> Information provided:
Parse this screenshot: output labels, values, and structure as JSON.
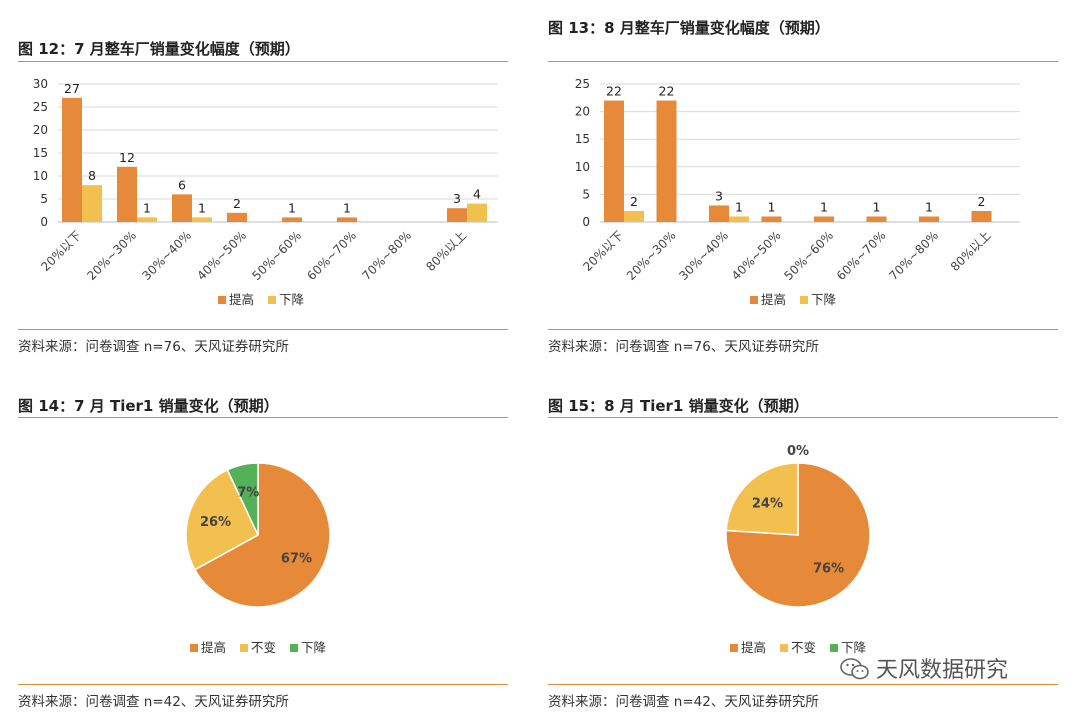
{
  "watermark": {
    "text": "天风数据研究",
    "icon": "wechat-icon"
  },
  "colors": {
    "up": "#e68a3a",
    "down": "#f2c04e",
    "same": "#f2c04e",
    "green": "#55b05a",
    "rule": "#e0883a"
  },
  "figures": [
    {
      "title": "图 12：7 月整车厂销量变化幅度（预期）",
      "source": "资料来源：问卷调查 n=76、天风证券研究所"
    },
    {
      "title": "图 13：8 月整车厂销量变化幅度（预期）",
      "source": "资料来源：问卷调查 n=76、天风证券研究所"
    },
    {
      "title": "图 14：7 月 Tier1 销量变化（预期）",
      "source": "资料来源：问卷调查 n=42、天风证券研究所"
    },
    {
      "title": "图 15：8 月 Tier1 销量变化（预期）",
      "source": "资料来源：问卷调查 n=42、天风证券研究所"
    }
  ],
  "chart_data": [
    {
      "type": "bar",
      "categories": [
        "20%以下",
        "20%~30%",
        "30%~40%",
        "40%~50%",
        "50%~60%",
        "60%~70%",
        "70%~80%",
        "80%以上"
      ],
      "series": [
        {
          "name": "提高",
          "values": [
            27,
            12,
            6,
            2,
            1,
            1,
            0,
            3
          ],
          "labels": [
            "27",
            "12",
            "6",
            "2",
            "1",
            "1",
            "",
            "3"
          ]
        },
        {
          "name": "下降",
          "values": [
            8,
            1,
            1,
            0,
            0,
            0,
            0,
            4
          ],
          "labels": [
            "8",
            "1",
            "1",
            "",
            "",
            "",
            "",
            "4"
          ]
        }
      ],
      "yticks": [
        0,
        5,
        10,
        15,
        20,
        25,
        30
      ],
      "ylim": [
        0,
        30
      ],
      "legend": "bottom",
      "grid": true
    },
    {
      "type": "bar",
      "categories": [
        "20%以下",
        "20%~30%",
        "30%~40%",
        "40%~50%",
        "50%~60%",
        "60%~70%",
        "70%~80%",
        "80%以上"
      ],
      "series": [
        {
          "name": "提高",
          "values": [
            22,
            22,
            3,
            1,
            1,
            1,
            1,
            2
          ],
          "labels": [
            "22",
            "22",
            "3",
            "1",
            "1",
            "1",
            "1",
            "2"
          ]
        },
        {
          "name": "下降",
          "values": [
            2,
            0,
            1,
            0,
            0,
            0,
            0,
            0
          ],
          "labels": [
            "2",
            "",
            "1",
            "",
            "",
            "",
            "",
            ""
          ]
        }
      ],
      "yticks": [
        0,
        5,
        10,
        15,
        20,
        25
      ],
      "ylim": [
        0,
        25
      ],
      "legend": "bottom",
      "grid": true
    },
    {
      "type": "pie",
      "slices": [
        {
          "name": "提高",
          "value": 67,
          "label": "67%"
        },
        {
          "name": "不变",
          "value": 26,
          "label": "26%"
        },
        {
          "name": "下降",
          "value": 7,
          "label": "7%"
        }
      ],
      "legend": "bottom"
    },
    {
      "type": "pie",
      "slices": [
        {
          "name": "提高",
          "value": 76,
          "label": "76%"
        },
        {
          "name": "不变",
          "value": 24,
          "label": "24%"
        },
        {
          "name": "下降",
          "value": 0,
          "label": "0%"
        }
      ],
      "legend": "bottom"
    }
  ]
}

> What is asked: List every line from the entries above in which "title" appears.

> Solution for this problem:
      "title": "图 12：7 月整车厂销量变化幅度（预期）",
      "title": "图 13：8 月整车厂销量变化幅度（预期）",
      "title": "图 14：7 月 Tier1 销量变化（预期）",
      "title": "图 15：8 月 Tier1 销量变化（预期）",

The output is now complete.